→ **Supplied information**:
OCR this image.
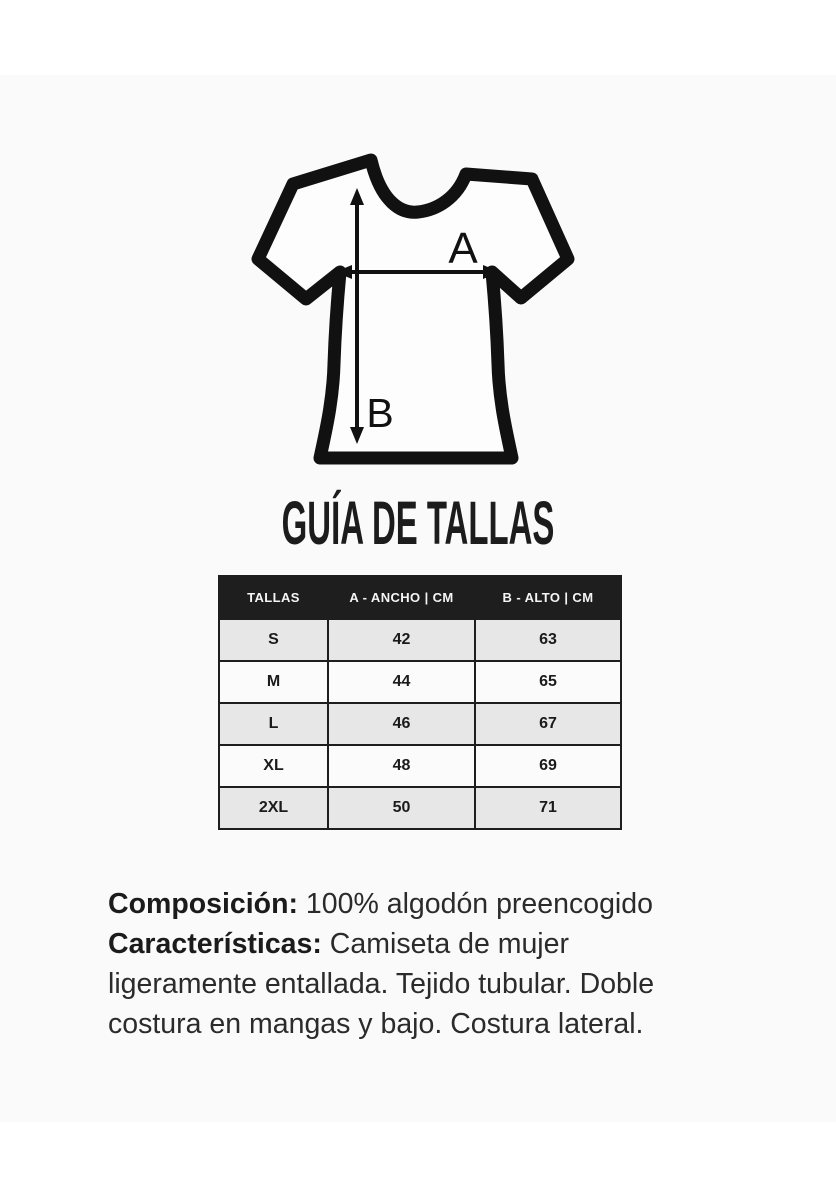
A
B
GUÍA DE TALLAS
TALLAS	A - ANCHO | CM	B - ALTO | CM
S	42	63
M	44	65
L	46	67
XL	48	69
2XL	50	71
Composición: 100% algodón preencogido
Características: Camiseta de mujer
ligeramente entallada. Tejido tubular. Doble
costura en mangas y bajo. Costura lateral.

→ **Aim of the exercise**: Repeat every record above exactly, but leave out any pictures.

→ **Answer to the problem**:
OCR this image.
A
B
GUÍA DE TALLAS
TALLAS	A - ANCHO | CM	B - ALTO | CM
S	42	63
M	44	65
L	46	67
XL	48	69
2XL	50	71
Composición: 100% algodón preencogido
Características: Camiseta de mujer
ligeramente entallada. Tejido tubular. Doble
costura en mangas y bajo. Costura lateral.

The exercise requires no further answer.